- [TASK OBJECTIVE] Read through the entries below and return each line with the word "What".

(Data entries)
* * *
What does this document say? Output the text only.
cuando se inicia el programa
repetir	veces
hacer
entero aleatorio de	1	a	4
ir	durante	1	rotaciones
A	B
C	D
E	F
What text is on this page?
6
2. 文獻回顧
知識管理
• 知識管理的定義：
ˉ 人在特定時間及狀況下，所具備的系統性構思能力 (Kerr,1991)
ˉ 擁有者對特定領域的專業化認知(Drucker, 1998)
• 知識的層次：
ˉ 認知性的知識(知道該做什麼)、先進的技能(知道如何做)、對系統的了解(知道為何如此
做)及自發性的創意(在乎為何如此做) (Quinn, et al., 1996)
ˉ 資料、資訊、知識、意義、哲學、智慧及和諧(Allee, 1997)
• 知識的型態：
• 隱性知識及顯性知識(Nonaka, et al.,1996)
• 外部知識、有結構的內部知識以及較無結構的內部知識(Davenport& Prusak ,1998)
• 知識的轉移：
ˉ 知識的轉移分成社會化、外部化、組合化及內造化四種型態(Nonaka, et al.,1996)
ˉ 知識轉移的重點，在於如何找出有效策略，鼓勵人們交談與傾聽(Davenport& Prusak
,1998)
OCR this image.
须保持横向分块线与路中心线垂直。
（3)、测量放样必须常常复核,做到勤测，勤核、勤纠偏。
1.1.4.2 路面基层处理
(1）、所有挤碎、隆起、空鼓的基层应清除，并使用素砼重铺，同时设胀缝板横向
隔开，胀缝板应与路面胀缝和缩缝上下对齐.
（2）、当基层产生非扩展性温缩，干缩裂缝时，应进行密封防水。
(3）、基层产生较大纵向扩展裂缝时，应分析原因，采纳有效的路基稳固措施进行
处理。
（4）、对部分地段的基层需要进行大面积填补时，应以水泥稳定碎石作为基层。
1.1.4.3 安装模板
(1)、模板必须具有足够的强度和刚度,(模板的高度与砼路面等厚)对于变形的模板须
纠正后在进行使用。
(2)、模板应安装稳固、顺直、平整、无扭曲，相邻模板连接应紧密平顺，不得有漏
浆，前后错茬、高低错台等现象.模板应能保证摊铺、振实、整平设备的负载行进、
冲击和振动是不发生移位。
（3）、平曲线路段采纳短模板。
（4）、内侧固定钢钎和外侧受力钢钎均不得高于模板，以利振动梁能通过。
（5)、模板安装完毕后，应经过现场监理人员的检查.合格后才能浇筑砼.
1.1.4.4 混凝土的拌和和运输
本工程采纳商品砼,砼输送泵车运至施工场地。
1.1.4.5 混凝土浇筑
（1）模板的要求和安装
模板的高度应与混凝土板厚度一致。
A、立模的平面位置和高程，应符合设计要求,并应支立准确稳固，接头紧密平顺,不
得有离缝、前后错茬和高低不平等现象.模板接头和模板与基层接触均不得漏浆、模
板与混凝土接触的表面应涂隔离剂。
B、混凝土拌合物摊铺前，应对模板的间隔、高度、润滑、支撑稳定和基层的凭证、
* * *
- [WRITTEN SOLUTION]
What does this document say? Output the text only.
What text is on this page?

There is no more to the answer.